**Goal:** Print every line of the listing exactly, please.

— START —

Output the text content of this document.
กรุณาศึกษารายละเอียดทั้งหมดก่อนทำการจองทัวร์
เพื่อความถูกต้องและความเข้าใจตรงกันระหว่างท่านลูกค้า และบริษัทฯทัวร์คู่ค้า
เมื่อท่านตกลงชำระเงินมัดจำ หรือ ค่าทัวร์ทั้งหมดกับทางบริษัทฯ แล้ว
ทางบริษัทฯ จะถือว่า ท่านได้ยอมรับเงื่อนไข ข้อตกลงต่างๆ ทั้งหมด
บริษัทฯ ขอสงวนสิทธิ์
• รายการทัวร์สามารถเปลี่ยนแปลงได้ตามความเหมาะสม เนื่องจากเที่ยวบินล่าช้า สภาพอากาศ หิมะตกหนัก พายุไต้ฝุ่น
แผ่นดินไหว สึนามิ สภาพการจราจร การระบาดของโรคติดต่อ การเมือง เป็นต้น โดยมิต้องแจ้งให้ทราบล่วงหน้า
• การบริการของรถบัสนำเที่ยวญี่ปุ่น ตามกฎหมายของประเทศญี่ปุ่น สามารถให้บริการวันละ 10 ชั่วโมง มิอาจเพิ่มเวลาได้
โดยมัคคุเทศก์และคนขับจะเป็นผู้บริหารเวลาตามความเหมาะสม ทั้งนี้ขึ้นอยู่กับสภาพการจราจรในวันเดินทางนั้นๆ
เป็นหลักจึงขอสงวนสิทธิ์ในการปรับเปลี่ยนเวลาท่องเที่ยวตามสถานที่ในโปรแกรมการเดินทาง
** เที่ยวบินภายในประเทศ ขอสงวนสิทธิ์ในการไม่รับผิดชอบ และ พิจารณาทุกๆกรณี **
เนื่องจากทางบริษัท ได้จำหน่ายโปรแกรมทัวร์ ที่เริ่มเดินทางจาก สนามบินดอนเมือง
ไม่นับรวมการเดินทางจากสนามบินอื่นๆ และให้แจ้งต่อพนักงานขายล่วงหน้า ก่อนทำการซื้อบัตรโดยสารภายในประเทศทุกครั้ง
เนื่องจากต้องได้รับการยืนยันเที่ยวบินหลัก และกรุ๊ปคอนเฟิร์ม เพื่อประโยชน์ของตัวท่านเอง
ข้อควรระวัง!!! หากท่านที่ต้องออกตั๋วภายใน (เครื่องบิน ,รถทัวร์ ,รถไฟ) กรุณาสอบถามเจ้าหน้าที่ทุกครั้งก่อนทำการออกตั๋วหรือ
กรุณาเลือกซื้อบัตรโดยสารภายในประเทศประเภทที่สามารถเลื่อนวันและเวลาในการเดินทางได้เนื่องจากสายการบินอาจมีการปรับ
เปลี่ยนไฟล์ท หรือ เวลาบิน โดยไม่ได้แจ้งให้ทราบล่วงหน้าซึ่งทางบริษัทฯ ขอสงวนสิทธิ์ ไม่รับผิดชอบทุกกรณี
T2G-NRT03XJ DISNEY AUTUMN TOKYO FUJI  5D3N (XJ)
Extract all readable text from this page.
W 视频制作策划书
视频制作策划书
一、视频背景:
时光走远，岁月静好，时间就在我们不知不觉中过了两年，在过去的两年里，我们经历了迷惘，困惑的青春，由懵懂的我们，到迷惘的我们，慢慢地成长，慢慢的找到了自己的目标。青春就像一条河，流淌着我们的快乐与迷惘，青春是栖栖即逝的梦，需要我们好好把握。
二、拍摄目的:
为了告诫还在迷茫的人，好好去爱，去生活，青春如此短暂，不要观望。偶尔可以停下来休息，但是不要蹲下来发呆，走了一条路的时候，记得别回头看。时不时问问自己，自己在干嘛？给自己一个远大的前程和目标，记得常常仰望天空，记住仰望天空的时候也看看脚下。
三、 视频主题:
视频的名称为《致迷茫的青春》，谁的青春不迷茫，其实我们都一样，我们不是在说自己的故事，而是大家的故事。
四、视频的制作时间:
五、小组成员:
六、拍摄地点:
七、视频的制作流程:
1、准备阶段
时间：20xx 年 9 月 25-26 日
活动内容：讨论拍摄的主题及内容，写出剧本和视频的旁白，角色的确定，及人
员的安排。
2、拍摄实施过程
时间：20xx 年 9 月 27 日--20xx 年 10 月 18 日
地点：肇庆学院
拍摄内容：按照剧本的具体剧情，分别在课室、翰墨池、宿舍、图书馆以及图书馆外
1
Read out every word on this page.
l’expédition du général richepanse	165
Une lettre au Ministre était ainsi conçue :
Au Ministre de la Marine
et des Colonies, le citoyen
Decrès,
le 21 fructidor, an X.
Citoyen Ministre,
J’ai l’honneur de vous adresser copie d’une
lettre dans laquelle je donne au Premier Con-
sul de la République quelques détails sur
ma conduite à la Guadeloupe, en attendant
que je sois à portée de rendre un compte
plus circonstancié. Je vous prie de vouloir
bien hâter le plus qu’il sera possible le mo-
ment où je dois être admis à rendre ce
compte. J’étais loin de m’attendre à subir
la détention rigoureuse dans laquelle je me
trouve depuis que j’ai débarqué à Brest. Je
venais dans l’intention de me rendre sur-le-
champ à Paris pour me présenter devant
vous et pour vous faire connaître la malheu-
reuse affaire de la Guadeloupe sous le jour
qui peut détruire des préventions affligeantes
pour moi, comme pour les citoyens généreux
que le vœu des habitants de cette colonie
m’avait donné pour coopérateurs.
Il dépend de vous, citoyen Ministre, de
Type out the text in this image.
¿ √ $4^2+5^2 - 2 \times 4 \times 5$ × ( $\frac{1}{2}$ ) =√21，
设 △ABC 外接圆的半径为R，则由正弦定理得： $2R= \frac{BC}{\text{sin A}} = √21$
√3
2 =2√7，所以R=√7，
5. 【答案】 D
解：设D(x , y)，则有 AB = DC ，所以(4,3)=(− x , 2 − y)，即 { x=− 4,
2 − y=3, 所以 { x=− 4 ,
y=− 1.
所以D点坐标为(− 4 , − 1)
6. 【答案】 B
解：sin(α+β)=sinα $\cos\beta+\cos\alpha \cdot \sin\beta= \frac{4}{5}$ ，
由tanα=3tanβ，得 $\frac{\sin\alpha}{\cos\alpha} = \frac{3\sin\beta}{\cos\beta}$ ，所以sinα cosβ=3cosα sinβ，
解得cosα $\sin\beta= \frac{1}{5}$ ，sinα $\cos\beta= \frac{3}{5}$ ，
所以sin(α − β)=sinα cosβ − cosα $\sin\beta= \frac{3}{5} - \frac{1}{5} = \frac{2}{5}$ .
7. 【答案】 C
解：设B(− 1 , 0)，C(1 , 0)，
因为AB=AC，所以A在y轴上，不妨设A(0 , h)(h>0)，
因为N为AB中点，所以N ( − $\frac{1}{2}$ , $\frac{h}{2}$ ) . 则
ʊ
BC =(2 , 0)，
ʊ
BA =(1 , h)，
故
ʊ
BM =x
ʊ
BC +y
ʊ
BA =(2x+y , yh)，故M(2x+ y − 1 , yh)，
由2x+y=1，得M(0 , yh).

— END —

**Completed exercise:**
Output the text content of this document.
กรุณาศึกษารายละเอียดทั้งหมดก่อนทำการจองทัวร์
เพื่อความถูกต้องและความเข้าใจตรงกันระหว่างท่านลูกค้า และบริษัทฯทัวร์คู่ค้า
เมื่อท่านตกลงชำระเงินมัดจำ หรือ ค่าทัวร์ทั้งหมดกับทางบริษัทฯ แล้ว
ทางบริษัทฯ จะถือว่า ท่านได้ยอมรับเงื่อนไข ข้อตกลงต่างๆ ทั้งหมด
บริษัทฯ ขอสงวนสิทธิ์
• รายการทัวร์สามารถเปลี่ยนแปลงได้ตามความเหมาะสม เนื่องจากเที่ยวบินล่าช้า สภาพอากาศ หิมะตกหนัก พายุไต้ฝุ่น
แผ่นดินไหว สึนามิ สภาพการจราจร การระบาดของโรคติดต่อ การเมือง เป็นต้น โดยมิต้องแจ้งให้ทราบล่วงหน้า
• การบริการของรถบัสนำเที่ยวญี่ปุ่น ตามกฎหมายของประเทศญี่ปุ่น สามารถให้บริการวันละ 10 ชั่วโมง มิอาจเพิ่มเวลาได้
โดยมัคคุเทศก์และคนขับจะเป็นผู้บริหารเวลาตามความเหมาะสม ทั้งนี้ขึ้นอยู่กับสภาพการจราจรในวันเดินทางนั้นๆ
เป็นหลักจึงขอสงวนสิทธิ์ในการปรับเปลี่ยนเวลาท่องเที่ยวตามสถานที่ในโปรแกรมการเดินทาง
** เที่ยวบินภายในประเทศ ขอสงวนสิทธิ์ในการไม่รับผิดชอบ และ พิจารณาทุกๆกรณี **
เนื่องจากทางบริษัท ได้จำหน่ายโปรแกรมทัวร์ ที่เริ่มเดินทางจาก สนามบินดอนเมือง
ไม่นับรวมการเดินทางจากสนามบินอื่นๆ และให้แจ้งต่อพนักงานขายล่วงหน้า ก่อนทำการซื้อบัตรโดยสารภายในประเทศทุกครั้ง
เนื่องจากต้องได้รับการยืนยันเที่ยวบินหลัก และกรุ๊ปคอนเฟิร์ม เพื่อประโยชน์ของตัวท่านเอง
ข้อควรระวัง!!! หากท่านที่ต้องออกตั๋วภายใน (เครื่องบิน ,รถทัวร์ ,รถไฟ) กรุณาสอบถามเจ้าหน้าที่ทุกครั้งก่อนทำการออกตั๋วหรือ
กรุณาเลือกซื้อบัตรโดยสารภายในประเทศประเภทที่สามารถเลื่อนวันและเวลาในการเดินทางได้เนื่องจากสายการบินอาจมีการปรับ
เปลี่ยนไฟล์ท หรือ เวลาบิน โดยไม่ได้แจ้งให้ทราบล่วงหน้าซึ่งทางบริษัทฯ ขอสงวนสิทธิ์ ไม่รับผิดชอบทุกกรณี
T2G-NRT03XJ DISNEY AUTUMN TOKYO FUJI  5D3N (XJ)
Extract all readable text from this page.
W 视频制作策划书
视频制作策划书
一、视频背景:
时光走远，岁月静好，时间就在我们不知不觉中过了两年，在过去的两年里，我们经历了迷惘，困惑的青春，由懵懂的我们，到迷惘的我们，慢慢地成长，慢慢的找到了自己的目标。青春就像一条河，流淌着我们的快乐与迷惘，青春是栖栖即逝的梦，需要我们好好把握。
二、拍摄目的:
为了告诫还在迷茫的人，好好去爱，去生活，青春如此短暂，不要观望。偶尔可以停下来休息，但是不要蹲下来发呆，走了一条路的时候，记得别回头看。时不时问问自己，自己在干嘛？给自己一个远大的前程和目标，记得常常仰望天空，记住仰望天空的时候也看看脚下。
三、 视频主题:
视频的名称为《致迷茫的青春》，谁的青春不迷茫，其实我们都一样，我们不是在说自己的故事，而是大家的故事。
四、视频的制作时间:
五、小组成员:
六、拍摄地点:
七、视频的制作流程:
1、准备阶段
时间：20xx 年 9 月 25-26 日
活动内容：讨论拍摄的主题及内容，写出剧本和视频的旁白，角色的确定，及人
员的安排。
2、拍摄实施过程
时间：20xx 年 9 月 27 日--20xx 年 10 月 18 日
地点：肇庆学院
拍摄内容：按照剧本的具体剧情，分别在课室、翰墨池、宿舍、图书馆以及图书馆外
1
Read out every word on this page.
l’expédition du général richepanse	165
Une lettre au Ministre était ainsi conçue :
Au Ministre de la Marine
et des Colonies, le citoyen
Decrès,
le 21 fructidor, an X.
Citoyen Ministre,
J’ai l’honneur de vous adresser copie d’une
lettre dans laquelle je donne au Premier Con-
sul de la République quelques détails sur
ma conduite à la Guadeloupe, en attendant
que je sois à portée de rendre un compte
plus circonstancié. Je vous prie de vouloir
bien hâter le plus qu’il sera possible le mo-
ment où je dois être admis à rendre ce
compte. J’étais loin de m’attendre à subir
la détention rigoureuse dans laquelle je me
trouve depuis que j’ai débarqué à Brest. Je
venais dans l’intention de me rendre sur-le-
champ à Paris pour me présenter devant
vous et pour vous faire connaître la malheu-
reuse affaire de la Guadeloupe sous le jour
qui peut détruire des préventions affligeantes
pour moi, comme pour les citoyens généreux
que le vœu des habitants de cette colonie
m’avait donné pour coopérateurs.
Il dépend de vous, citoyen Ministre, de
Type out the text in this image.
¿ √ $4^2+5^2 - 2 \times 4 \times 5$ × ( $\frac{1}{2}$ ) =√21，
设 △ABC 外接圆的半径为R，则由正弦定理得： $2R= \frac{BC}{\text{sin A}} = √21$
√3
2 =2√7，所以R=√7，
5. 【答案】 D
解：设D(x , y)，则有 AB = DC ，所以(4,3)=(− x , 2 − y)，即 { x=− 4,
2 − y=3, 所以 { x=− 4 ,
y=− 1.
所以D点坐标为(− 4 , − 1)
6. 【答案】 B
解：sin(α+β)=sinα $\cos\beta+\cos\alpha \cdot \sin\beta= \frac{4}{5}$ ，
由tanα=3tanβ，得 $\frac{\sin\alpha}{\cos\alpha} = \frac{3\sin\beta}{\cos\beta}$ ，所以sinα cosβ=3cosα sinβ，
解得cosα $\sin\beta= \frac{1}{5}$ ，sinα $\cos\beta= \frac{3}{5}$ ，
所以sin(α − β)=sinα cosβ − cosα $\sin\beta= \frac{3}{5} - \frac{1}{5} = \frac{2}{5}$ .
7. 【答案】 C
解：设B(− 1 , 0)，C(1 , 0)，
因为AB=AC，所以A在y轴上，不妨设A(0 , h)(h>0)，
因为N为AB中点，所以N ( − $\frac{1}{2}$ , $\frac{h}{2}$ ) . 则
ʊ
BC =(2 , 0)，
ʊ
BA =(1 , h)，
故
ʊ
BM =x
ʊ
BC +y
ʊ
BA =(2x+y , yh)，故M(2x+ y − 1 , yh)，
由2x+y=1，得M(0 , yh).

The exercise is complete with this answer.